# [PROBLEM]
How many lines of the data hold the word "this"? State the number and nothing else.

# [RECORDS]

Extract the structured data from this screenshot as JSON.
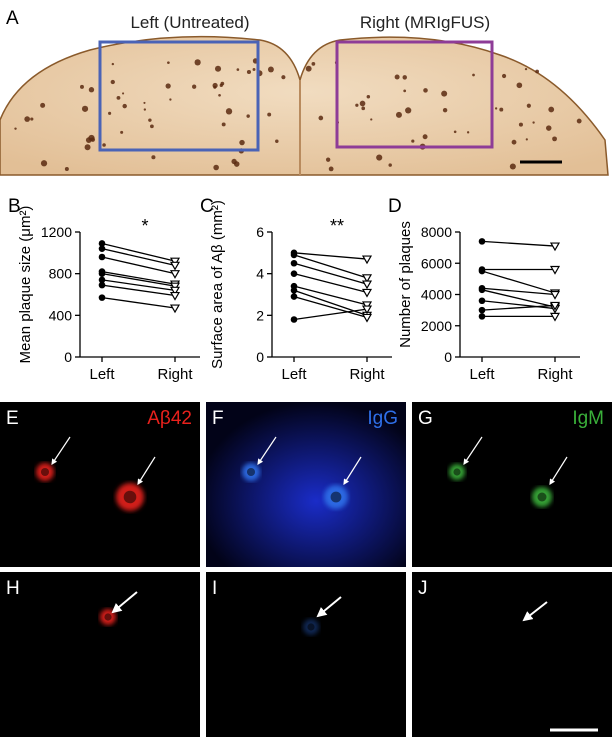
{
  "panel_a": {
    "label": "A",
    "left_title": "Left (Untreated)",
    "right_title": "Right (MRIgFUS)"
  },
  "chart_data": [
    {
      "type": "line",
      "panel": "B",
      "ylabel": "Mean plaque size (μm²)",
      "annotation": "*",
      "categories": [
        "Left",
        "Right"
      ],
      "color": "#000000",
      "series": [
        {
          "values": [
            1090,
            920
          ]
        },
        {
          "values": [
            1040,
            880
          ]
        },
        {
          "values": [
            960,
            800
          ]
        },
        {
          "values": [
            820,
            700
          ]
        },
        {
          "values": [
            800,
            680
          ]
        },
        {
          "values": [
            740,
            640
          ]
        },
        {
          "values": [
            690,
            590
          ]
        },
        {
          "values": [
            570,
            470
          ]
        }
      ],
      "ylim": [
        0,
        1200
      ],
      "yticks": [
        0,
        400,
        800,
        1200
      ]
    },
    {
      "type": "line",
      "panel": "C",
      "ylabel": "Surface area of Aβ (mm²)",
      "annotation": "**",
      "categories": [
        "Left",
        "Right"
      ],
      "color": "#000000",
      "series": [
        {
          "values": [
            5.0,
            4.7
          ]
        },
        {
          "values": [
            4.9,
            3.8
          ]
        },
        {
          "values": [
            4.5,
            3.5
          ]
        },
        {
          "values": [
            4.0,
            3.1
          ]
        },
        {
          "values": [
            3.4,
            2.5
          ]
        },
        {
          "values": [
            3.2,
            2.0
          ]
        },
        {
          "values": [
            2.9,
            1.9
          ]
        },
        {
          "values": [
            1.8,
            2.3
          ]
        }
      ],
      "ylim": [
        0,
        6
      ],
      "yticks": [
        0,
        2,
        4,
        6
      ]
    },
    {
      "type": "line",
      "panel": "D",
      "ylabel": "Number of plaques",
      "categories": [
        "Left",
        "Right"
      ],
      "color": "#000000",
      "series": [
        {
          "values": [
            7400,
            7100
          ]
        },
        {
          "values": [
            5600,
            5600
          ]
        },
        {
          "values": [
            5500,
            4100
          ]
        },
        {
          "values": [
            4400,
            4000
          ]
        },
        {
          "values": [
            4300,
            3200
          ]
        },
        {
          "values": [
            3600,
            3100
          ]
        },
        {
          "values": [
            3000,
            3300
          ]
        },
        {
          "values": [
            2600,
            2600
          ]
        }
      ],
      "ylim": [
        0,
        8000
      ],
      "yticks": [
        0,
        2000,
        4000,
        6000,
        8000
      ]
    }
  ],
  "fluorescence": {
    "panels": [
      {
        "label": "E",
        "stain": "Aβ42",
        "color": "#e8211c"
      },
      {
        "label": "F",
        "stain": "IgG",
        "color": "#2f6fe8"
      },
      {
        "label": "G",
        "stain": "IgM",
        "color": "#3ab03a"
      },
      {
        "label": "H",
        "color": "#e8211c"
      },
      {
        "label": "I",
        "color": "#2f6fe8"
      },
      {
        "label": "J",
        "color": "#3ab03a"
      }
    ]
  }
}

* * *

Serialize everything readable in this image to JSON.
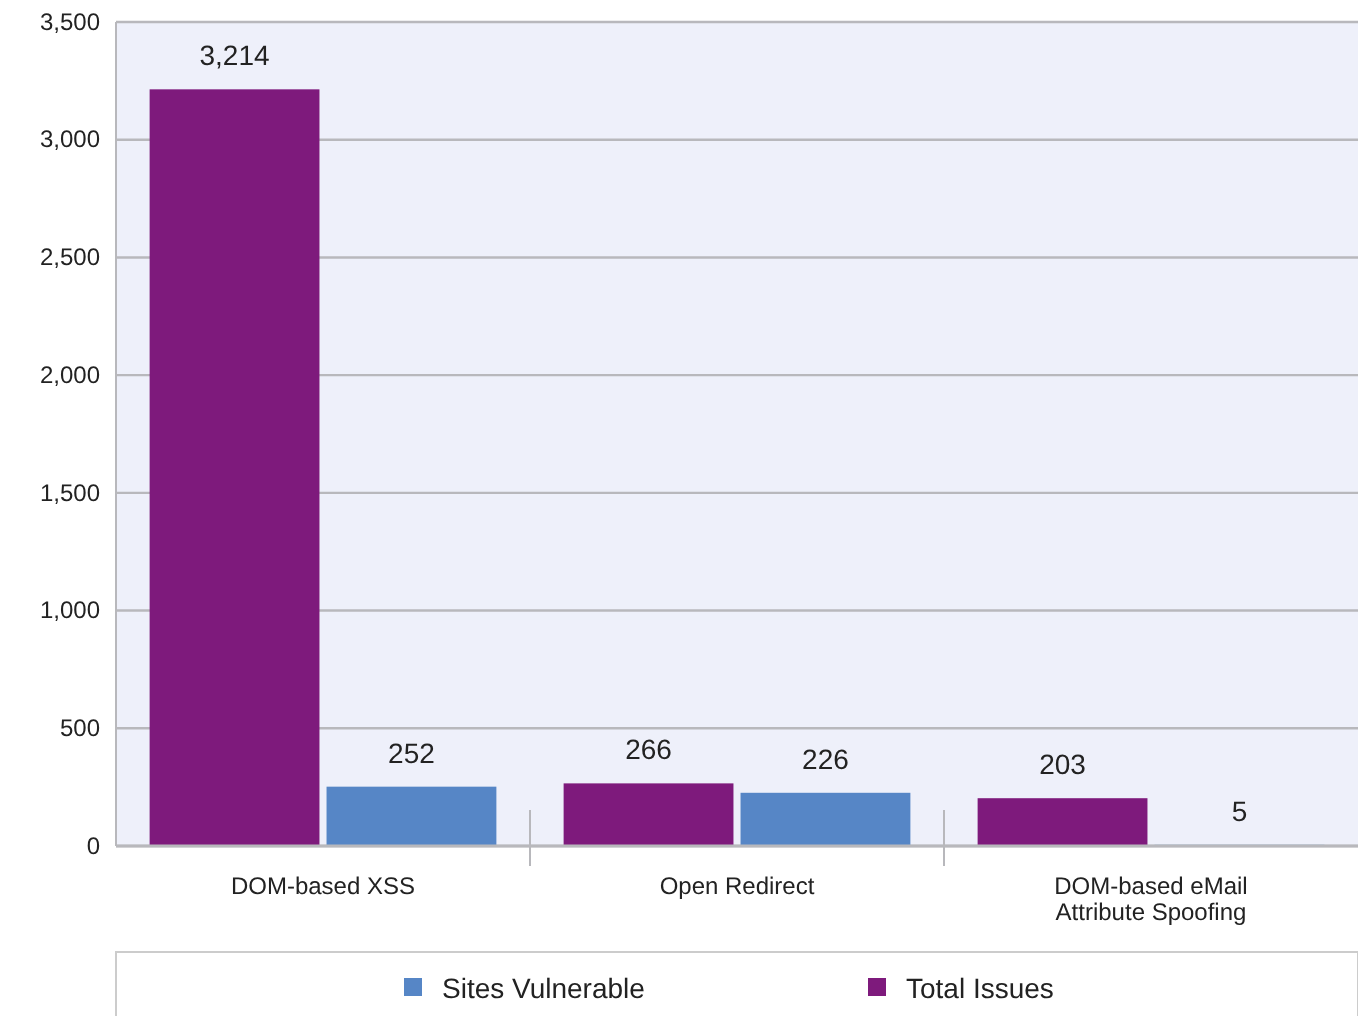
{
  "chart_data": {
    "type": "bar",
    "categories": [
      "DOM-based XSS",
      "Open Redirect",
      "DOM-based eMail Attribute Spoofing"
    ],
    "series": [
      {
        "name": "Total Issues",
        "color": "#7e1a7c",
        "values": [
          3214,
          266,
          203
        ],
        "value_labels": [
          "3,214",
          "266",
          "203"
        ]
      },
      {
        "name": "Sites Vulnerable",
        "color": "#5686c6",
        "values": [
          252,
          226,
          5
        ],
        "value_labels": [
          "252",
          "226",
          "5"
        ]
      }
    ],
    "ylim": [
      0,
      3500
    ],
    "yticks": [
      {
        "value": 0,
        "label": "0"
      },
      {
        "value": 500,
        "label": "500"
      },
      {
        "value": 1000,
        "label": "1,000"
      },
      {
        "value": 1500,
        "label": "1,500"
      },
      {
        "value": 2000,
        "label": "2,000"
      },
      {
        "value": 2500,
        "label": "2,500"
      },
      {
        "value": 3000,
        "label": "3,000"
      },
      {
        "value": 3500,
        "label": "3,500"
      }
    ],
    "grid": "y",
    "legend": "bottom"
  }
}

==

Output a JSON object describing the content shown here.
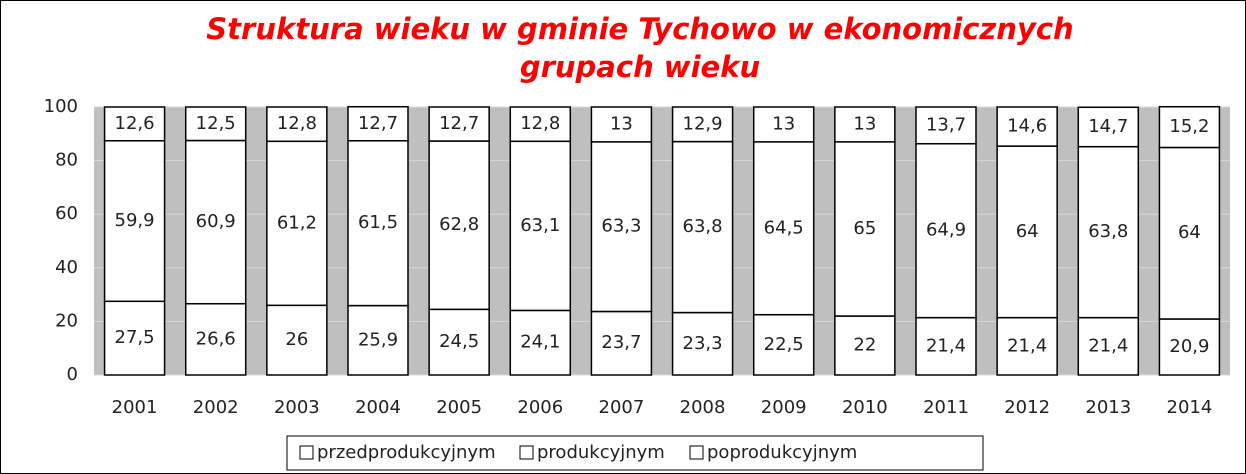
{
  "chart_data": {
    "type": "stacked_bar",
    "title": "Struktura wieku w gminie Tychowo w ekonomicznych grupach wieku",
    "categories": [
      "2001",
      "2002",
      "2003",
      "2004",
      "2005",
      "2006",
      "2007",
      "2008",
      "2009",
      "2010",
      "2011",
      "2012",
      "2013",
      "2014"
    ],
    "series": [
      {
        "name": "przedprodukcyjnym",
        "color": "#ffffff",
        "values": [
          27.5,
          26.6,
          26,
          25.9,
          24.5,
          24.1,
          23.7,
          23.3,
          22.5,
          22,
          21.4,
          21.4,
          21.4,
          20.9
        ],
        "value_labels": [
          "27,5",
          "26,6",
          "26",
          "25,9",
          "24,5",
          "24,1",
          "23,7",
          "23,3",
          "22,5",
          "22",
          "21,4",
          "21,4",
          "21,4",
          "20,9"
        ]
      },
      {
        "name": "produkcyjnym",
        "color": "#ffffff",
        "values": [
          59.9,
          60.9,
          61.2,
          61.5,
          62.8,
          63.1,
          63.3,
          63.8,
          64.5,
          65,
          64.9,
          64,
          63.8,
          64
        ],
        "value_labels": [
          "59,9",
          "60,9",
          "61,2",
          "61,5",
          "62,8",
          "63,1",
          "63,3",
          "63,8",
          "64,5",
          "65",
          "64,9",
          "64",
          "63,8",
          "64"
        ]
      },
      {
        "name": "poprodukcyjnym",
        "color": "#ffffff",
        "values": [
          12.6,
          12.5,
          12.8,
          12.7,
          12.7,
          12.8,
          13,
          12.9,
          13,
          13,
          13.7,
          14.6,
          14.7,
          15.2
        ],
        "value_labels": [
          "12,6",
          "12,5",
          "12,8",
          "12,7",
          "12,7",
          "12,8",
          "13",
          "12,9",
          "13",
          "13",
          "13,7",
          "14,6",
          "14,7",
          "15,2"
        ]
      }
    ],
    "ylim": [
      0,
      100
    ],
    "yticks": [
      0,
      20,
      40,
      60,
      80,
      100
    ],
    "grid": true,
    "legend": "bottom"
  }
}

# [COMPLETED EXERCISE]
2